━━━━━ DATASET CONTENT

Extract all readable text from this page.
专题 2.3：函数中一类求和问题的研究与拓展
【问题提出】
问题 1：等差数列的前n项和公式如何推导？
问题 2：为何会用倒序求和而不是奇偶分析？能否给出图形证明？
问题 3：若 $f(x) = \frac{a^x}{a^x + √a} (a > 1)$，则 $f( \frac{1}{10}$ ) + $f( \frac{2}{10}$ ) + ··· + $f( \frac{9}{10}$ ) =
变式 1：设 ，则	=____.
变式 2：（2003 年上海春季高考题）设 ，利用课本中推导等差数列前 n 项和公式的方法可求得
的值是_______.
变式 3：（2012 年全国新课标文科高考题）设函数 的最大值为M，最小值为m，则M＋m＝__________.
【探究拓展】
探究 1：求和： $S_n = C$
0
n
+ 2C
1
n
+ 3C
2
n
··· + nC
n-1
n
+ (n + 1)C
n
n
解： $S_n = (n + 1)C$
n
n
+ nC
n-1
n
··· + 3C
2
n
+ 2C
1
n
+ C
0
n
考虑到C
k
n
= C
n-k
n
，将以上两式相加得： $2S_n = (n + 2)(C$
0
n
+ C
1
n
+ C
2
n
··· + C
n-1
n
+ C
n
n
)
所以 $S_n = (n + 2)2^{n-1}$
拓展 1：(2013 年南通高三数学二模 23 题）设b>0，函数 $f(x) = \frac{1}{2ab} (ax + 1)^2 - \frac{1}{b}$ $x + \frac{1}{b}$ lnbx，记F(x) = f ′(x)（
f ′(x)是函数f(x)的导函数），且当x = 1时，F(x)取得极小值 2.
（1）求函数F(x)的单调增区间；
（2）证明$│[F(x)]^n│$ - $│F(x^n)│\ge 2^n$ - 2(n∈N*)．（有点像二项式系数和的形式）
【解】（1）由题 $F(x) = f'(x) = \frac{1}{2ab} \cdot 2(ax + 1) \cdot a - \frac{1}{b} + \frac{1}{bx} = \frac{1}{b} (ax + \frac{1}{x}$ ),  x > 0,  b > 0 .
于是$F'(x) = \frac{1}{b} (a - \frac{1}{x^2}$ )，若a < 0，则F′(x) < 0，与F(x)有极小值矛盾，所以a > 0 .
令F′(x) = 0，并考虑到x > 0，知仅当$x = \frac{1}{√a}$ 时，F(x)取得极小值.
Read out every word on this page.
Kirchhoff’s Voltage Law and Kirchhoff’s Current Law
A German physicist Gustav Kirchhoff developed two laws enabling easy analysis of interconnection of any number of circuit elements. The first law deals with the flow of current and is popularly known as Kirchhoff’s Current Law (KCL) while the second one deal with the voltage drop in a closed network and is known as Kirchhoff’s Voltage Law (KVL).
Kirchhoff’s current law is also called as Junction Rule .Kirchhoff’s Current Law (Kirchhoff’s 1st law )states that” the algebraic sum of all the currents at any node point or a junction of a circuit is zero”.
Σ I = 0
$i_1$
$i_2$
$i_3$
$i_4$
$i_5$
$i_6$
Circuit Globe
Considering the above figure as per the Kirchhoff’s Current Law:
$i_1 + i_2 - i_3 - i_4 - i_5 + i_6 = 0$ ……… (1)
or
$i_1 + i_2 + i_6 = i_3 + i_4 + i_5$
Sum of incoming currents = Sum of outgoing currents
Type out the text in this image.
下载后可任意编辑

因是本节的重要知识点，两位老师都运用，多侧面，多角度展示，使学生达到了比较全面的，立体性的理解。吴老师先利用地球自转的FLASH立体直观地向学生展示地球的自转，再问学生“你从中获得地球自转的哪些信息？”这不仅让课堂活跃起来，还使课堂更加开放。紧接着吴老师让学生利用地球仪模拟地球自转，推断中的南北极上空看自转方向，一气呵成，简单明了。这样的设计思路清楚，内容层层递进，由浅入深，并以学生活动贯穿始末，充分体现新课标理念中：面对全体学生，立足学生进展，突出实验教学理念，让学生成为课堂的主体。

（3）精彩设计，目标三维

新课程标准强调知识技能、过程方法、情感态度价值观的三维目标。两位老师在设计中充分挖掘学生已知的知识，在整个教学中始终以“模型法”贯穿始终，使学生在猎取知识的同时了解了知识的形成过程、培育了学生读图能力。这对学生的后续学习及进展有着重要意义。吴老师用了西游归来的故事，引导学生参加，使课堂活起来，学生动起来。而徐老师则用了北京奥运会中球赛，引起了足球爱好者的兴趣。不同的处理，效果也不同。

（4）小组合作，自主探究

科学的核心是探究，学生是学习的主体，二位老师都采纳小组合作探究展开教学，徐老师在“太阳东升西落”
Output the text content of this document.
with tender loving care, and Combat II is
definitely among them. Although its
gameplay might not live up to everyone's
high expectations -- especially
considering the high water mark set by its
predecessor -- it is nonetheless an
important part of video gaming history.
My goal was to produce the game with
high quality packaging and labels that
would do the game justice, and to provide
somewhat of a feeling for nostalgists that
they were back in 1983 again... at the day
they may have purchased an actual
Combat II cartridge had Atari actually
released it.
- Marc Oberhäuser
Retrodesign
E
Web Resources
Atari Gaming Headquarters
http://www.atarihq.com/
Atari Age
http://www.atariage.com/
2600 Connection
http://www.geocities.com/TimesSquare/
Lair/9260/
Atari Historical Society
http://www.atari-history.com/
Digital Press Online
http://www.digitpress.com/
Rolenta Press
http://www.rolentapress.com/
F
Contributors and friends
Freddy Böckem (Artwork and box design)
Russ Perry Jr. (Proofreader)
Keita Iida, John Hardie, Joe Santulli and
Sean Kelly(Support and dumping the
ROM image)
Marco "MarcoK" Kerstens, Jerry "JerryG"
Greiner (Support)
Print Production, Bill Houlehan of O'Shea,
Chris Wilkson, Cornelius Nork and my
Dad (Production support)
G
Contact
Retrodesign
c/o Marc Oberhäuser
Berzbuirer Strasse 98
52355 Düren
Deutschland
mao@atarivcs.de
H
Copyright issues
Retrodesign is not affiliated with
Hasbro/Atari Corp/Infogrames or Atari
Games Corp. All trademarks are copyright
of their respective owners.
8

━━━━━━━━━━

§ **EXERCISE DETAILS**:
Show, from the material above, each line that includes the string "Kirchhoff".

§ **FINAL ANSWER**:
Kirchhoff’s Voltage Law and Kirchhoff’s Current Law
A German physicist Gustav Kirchhoff developed two laws enabling easy analysis of interconnection of any number of circuit elements. The first law deals with the flow of current and is popularly known as Kirchhoff’s Current Law (KCL) while the second one deal with the voltage drop in a closed network and is known as Kirchhoff’s Voltage Law (KVL).
Kirchhoff’s current law is also called as Junction Rule .Kirchhoff’s Current Law (Kirchhoff’s 1st law )states that” the algebraic sum of all the currents at any node point or a junction of a circuit is zero”.
Considering the above figure as per the Kirchhoff’s Current Law:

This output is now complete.